** begin **
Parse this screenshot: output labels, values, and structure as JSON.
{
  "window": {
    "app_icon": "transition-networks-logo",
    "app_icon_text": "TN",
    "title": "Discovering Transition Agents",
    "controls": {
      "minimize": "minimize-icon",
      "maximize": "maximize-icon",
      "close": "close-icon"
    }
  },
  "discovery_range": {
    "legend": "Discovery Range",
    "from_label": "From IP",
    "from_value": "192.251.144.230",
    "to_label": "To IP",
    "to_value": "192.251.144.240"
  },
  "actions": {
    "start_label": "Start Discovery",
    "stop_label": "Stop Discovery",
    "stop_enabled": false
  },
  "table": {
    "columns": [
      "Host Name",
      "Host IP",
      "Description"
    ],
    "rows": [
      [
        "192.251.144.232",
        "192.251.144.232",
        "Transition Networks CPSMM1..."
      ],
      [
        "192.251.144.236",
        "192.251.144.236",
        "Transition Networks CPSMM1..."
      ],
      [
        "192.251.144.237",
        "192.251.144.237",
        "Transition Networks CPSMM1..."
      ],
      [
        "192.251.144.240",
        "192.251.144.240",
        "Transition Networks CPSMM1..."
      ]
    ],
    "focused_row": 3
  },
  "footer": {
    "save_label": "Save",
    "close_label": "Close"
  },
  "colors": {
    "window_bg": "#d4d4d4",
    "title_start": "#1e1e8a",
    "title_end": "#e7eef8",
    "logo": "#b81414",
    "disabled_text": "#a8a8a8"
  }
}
** end **
# [What this task involves]
Write every entry out again exactly.

# [Solution]
Parse this screenshot: output labels, values, and structure as JSON.
{
  "window": {
    "app_icon": "transition-networks-logo",
    "app_icon_text": "TN",
    "title": "Discovering Transition Agents",
    "controls": {
      "minimize": "minimize-icon",
      "maximize": "maximize-icon",
      "close": "close-icon"
    }
  },
  "discovery_range": {
    "legend": "Discovery Range",
    "from_label": "From IP",
    "from_value": "192.251.144.230",
    "to_label": "To IP",
    "to_value": "192.251.144.240"
  },
  "actions": {
    "start_label": "Start Discovery",
    "stop_label": "Stop Discovery",
    "stop_enabled": false
  },
  "table": {
    "columns": [
      "Host Name",
      "Host IP",
      "Description"
    ],
    "rows": [
      [
        "192.251.144.232",
        "192.251.144.232",
        "Transition Networks CPSMM1..."
      ],
      [
        "192.251.144.236",
        "192.251.144.236",
        "Transition Networks CPSMM1..."
      ],
      [
        "192.251.144.237",
        "192.251.144.237",
        "Transition Networks CPSMM1..."
      ],
      [
        "192.251.144.240",
        "192.251.144.240",
        "Transition Networks CPSMM1..."
      ]
    ],
    "focused_row": 3
  },
  "footer": {
    "save_label": "Save",
    "close_label": "Close"
  },
  "colors": {
    "window_bg": "#d4d4d4",
    "title_start": "#1e1e8a",
    "title_end": "#e7eef8",
    "logo": "#b81414",
    "disabled_text": "#a8a8a8"
  }
}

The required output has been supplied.